▶ [Instruction] Write out exactly, please, the lines from the one containing "Transcribe the text in this document." to the end of the material.

▶ [Collected data entries]
* * * * * * *
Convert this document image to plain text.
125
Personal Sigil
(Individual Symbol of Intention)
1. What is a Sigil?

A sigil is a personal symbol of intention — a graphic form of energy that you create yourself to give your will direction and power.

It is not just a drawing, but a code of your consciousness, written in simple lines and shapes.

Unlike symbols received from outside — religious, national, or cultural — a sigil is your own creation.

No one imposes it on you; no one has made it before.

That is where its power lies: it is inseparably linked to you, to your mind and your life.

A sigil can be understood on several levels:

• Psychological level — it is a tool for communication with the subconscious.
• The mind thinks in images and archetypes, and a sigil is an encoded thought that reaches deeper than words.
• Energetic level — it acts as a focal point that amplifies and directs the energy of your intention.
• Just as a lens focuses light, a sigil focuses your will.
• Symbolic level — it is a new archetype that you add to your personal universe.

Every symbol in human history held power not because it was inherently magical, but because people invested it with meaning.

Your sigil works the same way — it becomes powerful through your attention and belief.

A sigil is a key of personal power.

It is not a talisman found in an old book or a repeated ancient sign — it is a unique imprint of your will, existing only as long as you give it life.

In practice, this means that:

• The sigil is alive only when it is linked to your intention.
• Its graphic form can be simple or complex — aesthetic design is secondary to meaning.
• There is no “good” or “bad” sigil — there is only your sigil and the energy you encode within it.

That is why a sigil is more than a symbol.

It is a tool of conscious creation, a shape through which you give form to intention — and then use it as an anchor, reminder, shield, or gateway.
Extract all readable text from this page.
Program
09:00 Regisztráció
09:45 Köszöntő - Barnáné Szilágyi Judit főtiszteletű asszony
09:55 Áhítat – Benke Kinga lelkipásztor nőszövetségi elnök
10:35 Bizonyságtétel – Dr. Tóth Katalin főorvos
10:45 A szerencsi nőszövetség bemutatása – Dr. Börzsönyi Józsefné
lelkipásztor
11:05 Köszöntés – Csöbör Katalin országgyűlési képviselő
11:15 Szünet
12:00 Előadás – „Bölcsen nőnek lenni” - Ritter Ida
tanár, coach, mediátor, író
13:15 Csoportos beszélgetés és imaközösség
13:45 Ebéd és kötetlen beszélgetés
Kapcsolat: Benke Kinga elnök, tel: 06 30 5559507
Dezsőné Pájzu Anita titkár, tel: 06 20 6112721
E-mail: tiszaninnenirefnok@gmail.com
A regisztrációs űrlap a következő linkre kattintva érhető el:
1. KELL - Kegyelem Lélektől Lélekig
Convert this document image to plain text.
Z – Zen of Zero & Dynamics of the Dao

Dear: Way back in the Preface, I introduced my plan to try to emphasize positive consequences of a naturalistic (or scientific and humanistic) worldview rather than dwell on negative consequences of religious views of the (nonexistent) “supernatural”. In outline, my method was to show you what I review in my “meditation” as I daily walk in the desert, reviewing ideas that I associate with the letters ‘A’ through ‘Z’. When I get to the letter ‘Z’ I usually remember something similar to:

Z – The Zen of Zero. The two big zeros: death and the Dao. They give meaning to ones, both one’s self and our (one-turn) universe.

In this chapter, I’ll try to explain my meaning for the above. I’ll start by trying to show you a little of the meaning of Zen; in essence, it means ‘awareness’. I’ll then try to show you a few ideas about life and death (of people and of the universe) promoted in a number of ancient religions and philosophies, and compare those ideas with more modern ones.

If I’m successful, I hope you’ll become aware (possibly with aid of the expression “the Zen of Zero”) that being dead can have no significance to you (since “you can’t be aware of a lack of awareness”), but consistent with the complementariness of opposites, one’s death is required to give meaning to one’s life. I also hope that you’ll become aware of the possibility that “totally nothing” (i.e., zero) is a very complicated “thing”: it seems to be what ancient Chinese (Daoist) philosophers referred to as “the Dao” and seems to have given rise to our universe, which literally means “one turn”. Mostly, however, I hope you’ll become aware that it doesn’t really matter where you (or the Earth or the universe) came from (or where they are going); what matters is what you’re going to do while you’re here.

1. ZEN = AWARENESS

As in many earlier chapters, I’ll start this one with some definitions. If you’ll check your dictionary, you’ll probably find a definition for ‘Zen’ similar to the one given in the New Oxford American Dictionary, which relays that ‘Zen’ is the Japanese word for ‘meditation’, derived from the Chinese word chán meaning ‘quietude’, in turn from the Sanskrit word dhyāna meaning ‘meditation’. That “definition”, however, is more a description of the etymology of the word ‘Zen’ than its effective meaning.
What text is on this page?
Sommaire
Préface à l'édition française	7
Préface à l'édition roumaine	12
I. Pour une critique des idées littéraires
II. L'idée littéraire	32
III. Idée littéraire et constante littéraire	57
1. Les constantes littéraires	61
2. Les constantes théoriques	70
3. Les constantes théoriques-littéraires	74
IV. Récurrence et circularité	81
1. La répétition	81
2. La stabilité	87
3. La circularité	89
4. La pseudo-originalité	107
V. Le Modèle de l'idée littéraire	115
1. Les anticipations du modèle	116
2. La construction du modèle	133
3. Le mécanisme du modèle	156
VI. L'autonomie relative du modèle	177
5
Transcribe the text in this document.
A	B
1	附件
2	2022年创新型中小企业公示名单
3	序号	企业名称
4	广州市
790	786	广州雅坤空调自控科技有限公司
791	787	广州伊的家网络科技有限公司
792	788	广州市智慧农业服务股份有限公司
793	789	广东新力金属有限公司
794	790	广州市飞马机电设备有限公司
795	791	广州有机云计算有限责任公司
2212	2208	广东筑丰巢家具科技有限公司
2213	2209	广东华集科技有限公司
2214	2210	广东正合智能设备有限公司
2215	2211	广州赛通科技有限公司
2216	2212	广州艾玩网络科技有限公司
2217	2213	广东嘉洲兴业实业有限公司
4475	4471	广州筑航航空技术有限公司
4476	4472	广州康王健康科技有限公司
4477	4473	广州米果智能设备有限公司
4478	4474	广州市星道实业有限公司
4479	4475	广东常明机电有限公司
* * * * * * *
▶ [Exercise answer]
Transcribe the text in this document.
A	B
1	附件
2	2022年创新型中小企业公示名单
3	序号	企业名称
4	广州市
790	786	广州雅坤空调自控科技有限公司
791	787	广州伊的家网络科技有限公司
792	788	广州市智慧农业服务股份有限公司
793	789	广东新力金属有限公司
794	790	广州市飞马机电设备有限公司
795	791	广州有机云计算有限责任公司
2212	2208	广东筑丰巢家具科技有限公司
2213	2209	广东华集科技有限公司
2214	2210	广东正合智能设备有限公司
2215	2211	广州赛通科技有限公司
2216	2212	广州艾玩网络科技有限公司
2217	2213	广东嘉洲兴业实业有限公司
4475	4471	广州筑航航空技术有限公司
4476	4472	广州康王健康科技有限公司
4477	4473	广州米果智能设备有限公司
4478	4474	广州市星道实业有限公司
4479	4475	广东常明机电有限公司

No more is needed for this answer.